[START OF Supplied data]
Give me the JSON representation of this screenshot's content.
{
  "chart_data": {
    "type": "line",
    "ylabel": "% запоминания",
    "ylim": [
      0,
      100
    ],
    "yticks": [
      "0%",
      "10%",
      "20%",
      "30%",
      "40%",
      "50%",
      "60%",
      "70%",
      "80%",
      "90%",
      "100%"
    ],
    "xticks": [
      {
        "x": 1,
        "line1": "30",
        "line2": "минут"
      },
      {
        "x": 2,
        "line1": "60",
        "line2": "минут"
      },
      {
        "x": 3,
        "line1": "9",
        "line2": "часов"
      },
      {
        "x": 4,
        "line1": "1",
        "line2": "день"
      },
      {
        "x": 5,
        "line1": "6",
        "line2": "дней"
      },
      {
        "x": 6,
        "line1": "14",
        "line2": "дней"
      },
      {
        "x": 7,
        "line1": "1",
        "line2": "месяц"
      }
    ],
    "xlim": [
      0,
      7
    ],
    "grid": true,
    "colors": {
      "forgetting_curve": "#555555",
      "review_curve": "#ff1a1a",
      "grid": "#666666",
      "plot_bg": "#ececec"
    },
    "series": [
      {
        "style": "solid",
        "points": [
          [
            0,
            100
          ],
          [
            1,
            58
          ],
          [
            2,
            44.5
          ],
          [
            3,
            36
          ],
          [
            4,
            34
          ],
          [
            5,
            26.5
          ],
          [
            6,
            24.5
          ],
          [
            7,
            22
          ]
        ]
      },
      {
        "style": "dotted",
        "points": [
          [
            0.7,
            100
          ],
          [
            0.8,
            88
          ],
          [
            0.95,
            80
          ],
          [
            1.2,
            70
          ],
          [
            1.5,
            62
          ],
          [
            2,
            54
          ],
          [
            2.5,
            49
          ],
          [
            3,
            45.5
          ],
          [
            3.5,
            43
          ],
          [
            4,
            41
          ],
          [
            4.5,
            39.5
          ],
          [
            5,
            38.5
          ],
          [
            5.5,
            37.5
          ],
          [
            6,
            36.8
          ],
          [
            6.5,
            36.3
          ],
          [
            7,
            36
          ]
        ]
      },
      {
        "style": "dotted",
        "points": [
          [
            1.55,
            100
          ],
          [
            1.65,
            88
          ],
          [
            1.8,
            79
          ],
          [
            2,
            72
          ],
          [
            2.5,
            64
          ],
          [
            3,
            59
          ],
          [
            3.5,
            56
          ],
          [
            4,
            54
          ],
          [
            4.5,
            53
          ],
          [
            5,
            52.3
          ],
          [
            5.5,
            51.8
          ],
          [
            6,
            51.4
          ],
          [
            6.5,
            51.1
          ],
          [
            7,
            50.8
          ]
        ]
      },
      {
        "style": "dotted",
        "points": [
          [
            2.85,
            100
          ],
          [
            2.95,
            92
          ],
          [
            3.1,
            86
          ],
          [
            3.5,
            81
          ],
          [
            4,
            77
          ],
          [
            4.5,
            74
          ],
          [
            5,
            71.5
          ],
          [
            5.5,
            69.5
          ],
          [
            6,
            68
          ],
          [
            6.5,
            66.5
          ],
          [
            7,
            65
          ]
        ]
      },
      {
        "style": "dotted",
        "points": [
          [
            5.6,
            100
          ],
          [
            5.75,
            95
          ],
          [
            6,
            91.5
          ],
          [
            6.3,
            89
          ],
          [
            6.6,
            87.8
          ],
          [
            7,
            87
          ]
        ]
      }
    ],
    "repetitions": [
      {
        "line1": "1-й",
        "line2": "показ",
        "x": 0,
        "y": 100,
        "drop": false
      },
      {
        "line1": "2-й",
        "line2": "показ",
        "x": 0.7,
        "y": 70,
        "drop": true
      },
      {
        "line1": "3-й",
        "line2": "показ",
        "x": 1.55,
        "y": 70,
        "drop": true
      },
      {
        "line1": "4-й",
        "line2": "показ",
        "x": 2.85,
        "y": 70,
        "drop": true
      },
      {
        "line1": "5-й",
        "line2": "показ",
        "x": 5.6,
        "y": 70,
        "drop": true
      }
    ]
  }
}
[END OF Supplied data]
Description of the task –
Output each entry precisely as given.

Exercise response –
Give me the JSON representation of this screenshot's content.
{
  "chart_data": {
    "type": "line",
    "ylabel": "% запоминания",
    "ylim": [
      0,
      100
    ],
    "yticks": [
      "0%",
      "10%",
      "20%",
      "30%",
      "40%",
      "50%",
      "60%",
      "70%",
      "80%",
      "90%",
      "100%"
    ],
    "xticks": [
      {
        "x": 1,
        "line1": "30",
        "line2": "минут"
      },
      {
        "x": 2,
        "line1": "60",
        "line2": "минут"
      },
      {
        "x": 3,
        "line1": "9",
        "line2": "часов"
      },
      {
        "x": 4,
        "line1": "1",
        "line2": "день"
      },
      {
        "x": 5,
        "line1": "6",
        "line2": "дней"
      },
      {
        "x": 6,
        "line1": "14",
        "line2": "дней"
      },
      {
        "x": 7,
        "line1": "1",
        "line2": "месяц"
      }
    ],
    "xlim": [
      0,
      7
    ],
    "grid": true,
    "colors": {
      "forgetting_curve": "#555555",
      "review_curve": "#ff1a1a",
      "grid": "#666666",
      "plot_bg": "#ececec"
    },
    "series": [
      {
        "style": "solid",
        "points": [
          [
            0,
            100
          ],
          [
            1,
            58
          ],
          [
            2,
            44.5
          ],
          [
            3,
            36
          ],
          [
            4,
            34
          ],
          [
            5,
            26.5
          ],
          [
            6,
            24.5
          ],
          [
            7,
            22
          ]
        ]
      },
      {
        "style": "dotted",
        "points": [
          [
            0.7,
            100
          ],
          [
            0.8,
            88
          ],
          [
            0.95,
            80
          ],
          [
            1.2,
            70
          ],
          [
            1.5,
            62
          ],
          [
            2,
            54
          ],
          [
            2.5,
            49
          ],
          [
            3,
            45.5
          ],
          [
            3.5,
            43
          ],
          [
            4,
            41
          ],
          [
            4.5,
            39.5
          ],
          [
            5,
            38.5
          ],
          [
            5.5,
            37.5
          ],
          [
            6,
            36.8
          ],
          [
            6.5,
            36.3
          ],
          [
            7,
            36
          ]
        ]
      },
      {
        "style": "dotted",
        "points": [
          [
            1.55,
            100
          ],
          [
            1.65,
            88
          ],
          [
            1.8,
            79
          ],
          [
            2,
            72
          ],
          [
            2.5,
            64
          ],
          [
            3,
            59
          ],
          [
            3.5,
            56
          ],
          [
            4,
            54
          ],
          [
            4.5,
            53
          ],
          [
            5,
            52.3
          ],
          [
            5.5,
            51.8
          ],
          [
            6,
            51.4
          ],
          [
            6.5,
            51.1
          ],
          [
            7,
            50.8
          ]
        ]
      },
      {
        "style": "dotted",
        "points": [
          [
            2.85,
            100
          ],
          [
            2.95,
            92
          ],
          [
            3.1,
            86
          ],
          [
            3.5,
            81
          ],
          [
            4,
            77
          ],
          [
            4.5,
            74
          ],
          [
            5,
            71.5
          ],
          [
            5.5,
            69.5
          ],
          [
            6,
            68
          ],
          [
            6.5,
            66.5
          ],
          [
            7,
            65
          ]
        ]
      },
      {
        "style": "dotted",
        "points": [
          [
            5.6,
            100
          ],
          [
            5.75,
            95
          ],
          [
            6,
            91.5
          ],
          [
            6.3,
            89
          ],
          [
            6.6,
            87.8
          ],
          [
            7,
            87
          ]
        ]
      }
    ],
    "repetitions": [
      {
        "line1": "1-й",
        "line2": "показ",
        "x": 0,
        "y": 100,
        "drop": false
      },
      {
        "line1": "2-й",
        "line2": "показ",
        "x": 0.7,
        "y": 70,
        "drop": true
      },
      {
        "line1": "3-й",
        "line2": "показ",
        "x": 1.55,
        "y": 70,
        "drop": true
      },
      {
        "line1": "4-й",
        "line2": "показ",
        "x": 2.85,
        "y": 70,
        "drop": true
      },
      {
        "line1": "5-й",
        "line2": "показ",
        "x": 5.6,
        "y": 70,
        "drop": true
      }
    ]
  }
}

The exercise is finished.